State the number of lines that contain "calore", with no other text.

** START OF Records for the task **

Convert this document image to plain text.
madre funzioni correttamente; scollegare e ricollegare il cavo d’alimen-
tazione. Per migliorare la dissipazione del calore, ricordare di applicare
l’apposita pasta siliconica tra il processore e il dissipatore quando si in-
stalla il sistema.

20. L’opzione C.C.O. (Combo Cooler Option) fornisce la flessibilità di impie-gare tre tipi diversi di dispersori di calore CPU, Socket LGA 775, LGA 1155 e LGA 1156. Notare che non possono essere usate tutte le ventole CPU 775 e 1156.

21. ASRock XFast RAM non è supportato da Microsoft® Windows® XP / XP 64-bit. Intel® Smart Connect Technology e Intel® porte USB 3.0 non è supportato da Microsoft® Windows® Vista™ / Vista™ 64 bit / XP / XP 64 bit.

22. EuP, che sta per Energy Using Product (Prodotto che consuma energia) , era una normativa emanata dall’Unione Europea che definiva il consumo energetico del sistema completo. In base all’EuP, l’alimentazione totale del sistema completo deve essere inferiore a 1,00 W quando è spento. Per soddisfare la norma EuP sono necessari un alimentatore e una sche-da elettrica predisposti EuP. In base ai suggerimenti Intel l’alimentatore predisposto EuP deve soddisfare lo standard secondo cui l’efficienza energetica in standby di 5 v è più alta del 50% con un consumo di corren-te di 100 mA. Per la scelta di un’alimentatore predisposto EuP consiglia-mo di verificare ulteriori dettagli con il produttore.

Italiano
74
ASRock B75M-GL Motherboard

** END OF Records for the task **

— Solution to the exercise —
2